Wherever the string "单调递减" appears in the listing, copy that line.

— begin Exercise input —

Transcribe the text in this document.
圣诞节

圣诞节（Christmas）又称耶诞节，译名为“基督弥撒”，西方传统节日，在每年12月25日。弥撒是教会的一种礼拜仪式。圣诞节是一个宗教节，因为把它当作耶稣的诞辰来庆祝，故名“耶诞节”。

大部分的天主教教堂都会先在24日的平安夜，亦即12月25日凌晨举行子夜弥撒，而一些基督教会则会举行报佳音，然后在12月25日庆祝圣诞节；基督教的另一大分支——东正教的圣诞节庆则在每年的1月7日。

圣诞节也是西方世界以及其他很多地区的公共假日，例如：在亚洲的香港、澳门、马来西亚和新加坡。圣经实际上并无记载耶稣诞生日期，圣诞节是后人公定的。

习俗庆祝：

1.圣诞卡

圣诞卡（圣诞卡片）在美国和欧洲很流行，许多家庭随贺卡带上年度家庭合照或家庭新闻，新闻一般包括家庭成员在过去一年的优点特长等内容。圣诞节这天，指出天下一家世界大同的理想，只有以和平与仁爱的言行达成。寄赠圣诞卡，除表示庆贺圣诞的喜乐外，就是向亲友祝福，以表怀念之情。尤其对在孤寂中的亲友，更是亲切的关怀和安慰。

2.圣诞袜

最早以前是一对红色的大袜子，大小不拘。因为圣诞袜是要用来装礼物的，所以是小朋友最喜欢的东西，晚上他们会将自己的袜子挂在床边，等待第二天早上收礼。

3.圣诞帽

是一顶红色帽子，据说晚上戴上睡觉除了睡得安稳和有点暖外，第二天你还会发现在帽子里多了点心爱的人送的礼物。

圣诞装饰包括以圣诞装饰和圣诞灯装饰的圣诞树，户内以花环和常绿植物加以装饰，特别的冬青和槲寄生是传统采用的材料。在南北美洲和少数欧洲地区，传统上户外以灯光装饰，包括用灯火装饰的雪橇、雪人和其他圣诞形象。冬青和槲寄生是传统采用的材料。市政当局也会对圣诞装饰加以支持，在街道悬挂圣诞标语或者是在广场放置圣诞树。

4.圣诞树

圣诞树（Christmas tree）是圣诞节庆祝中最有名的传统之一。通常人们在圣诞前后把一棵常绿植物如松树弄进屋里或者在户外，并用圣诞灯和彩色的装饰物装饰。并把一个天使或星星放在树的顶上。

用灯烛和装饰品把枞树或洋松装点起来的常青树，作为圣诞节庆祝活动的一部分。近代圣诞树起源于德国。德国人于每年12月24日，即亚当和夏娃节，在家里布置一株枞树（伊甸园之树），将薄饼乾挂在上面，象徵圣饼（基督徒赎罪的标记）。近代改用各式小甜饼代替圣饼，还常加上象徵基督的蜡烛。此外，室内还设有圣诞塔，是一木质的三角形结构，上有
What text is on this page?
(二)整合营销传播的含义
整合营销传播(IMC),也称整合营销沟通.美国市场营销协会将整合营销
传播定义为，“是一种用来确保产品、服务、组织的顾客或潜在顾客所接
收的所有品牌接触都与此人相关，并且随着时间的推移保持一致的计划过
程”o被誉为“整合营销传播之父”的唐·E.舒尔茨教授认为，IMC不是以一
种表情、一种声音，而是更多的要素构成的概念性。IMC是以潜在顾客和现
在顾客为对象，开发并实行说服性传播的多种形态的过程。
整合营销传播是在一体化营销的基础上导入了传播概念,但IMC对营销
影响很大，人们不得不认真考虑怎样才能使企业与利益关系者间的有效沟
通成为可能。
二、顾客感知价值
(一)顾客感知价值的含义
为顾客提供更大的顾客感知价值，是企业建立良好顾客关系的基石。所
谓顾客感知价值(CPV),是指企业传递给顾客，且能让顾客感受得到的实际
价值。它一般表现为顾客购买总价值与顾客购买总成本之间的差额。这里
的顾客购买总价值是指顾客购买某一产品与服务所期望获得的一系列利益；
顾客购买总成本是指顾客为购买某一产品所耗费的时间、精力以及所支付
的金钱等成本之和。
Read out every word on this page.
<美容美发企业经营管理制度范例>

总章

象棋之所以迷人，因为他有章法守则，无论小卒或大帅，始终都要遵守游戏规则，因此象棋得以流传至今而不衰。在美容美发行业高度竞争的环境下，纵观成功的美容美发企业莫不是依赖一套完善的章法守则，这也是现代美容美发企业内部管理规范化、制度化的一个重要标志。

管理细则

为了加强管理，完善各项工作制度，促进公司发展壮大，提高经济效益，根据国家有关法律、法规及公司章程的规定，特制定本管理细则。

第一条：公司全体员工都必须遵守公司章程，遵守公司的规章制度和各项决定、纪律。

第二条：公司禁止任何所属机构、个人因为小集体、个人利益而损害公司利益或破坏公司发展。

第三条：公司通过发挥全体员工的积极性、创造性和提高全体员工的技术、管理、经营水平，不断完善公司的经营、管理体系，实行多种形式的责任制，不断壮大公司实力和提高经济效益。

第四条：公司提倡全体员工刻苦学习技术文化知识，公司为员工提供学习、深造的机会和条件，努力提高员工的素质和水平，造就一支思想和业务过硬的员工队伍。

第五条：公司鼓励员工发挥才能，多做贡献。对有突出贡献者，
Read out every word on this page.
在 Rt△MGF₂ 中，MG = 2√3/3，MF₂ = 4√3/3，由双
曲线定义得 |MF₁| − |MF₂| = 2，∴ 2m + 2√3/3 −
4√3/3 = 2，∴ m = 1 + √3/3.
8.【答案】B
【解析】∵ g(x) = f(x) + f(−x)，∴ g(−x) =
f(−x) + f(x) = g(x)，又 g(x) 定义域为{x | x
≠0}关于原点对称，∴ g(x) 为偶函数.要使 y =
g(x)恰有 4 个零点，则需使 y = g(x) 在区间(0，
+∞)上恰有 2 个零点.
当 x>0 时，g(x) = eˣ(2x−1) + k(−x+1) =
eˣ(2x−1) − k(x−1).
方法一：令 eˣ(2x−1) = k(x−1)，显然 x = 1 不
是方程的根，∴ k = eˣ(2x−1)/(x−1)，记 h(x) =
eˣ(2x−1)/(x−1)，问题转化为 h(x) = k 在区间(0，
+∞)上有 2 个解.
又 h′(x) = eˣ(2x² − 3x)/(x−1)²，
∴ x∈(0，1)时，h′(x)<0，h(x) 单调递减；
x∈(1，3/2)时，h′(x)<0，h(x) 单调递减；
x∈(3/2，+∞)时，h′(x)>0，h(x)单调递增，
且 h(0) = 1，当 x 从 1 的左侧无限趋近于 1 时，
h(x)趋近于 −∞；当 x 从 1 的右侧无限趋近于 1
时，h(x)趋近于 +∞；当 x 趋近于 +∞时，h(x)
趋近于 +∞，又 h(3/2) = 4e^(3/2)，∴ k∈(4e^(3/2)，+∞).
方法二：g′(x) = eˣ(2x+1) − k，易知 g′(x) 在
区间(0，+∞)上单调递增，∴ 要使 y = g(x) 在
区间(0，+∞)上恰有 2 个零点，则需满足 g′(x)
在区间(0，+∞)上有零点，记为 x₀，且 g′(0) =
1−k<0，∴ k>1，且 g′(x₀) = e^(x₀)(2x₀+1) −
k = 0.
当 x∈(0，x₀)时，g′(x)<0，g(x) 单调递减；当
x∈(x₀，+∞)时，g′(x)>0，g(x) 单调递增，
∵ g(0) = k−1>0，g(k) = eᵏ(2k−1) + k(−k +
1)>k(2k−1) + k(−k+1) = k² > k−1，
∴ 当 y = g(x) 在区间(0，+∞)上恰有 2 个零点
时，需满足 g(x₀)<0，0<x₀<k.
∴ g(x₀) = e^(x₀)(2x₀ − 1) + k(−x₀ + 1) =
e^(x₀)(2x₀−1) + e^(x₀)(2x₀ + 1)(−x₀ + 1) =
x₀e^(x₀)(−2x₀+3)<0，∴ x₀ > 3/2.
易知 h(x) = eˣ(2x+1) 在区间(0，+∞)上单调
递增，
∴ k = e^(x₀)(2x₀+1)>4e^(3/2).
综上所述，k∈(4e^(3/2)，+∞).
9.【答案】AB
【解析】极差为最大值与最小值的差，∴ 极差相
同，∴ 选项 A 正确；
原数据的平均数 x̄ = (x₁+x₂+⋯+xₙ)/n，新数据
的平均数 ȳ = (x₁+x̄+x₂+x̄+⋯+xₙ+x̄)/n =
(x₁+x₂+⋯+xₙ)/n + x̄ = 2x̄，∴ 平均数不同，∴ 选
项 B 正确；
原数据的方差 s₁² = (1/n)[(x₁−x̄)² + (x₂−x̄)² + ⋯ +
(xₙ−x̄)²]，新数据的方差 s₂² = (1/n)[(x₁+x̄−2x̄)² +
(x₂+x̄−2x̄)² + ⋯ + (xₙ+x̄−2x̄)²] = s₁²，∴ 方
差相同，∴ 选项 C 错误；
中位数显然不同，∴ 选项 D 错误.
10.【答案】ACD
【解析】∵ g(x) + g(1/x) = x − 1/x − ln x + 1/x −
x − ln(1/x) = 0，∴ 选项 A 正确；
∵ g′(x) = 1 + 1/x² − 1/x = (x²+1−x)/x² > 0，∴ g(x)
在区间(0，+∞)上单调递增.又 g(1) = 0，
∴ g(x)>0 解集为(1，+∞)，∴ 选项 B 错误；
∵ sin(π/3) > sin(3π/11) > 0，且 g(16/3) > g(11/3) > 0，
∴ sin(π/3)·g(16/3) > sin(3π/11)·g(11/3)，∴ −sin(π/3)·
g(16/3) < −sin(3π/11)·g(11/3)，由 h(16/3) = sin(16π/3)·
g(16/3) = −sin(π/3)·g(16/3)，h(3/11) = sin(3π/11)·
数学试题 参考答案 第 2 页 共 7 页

— end Exercise input —

Correct response:
∴ x∈(0，1)时，h′(x)<0，h(x) 单调递减；
x∈(1，3/2)时，h′(x)<0，h(x) 单调递减；
当 x∈(0，x₀)时，g′(x)<0，g(x) 单调递减；当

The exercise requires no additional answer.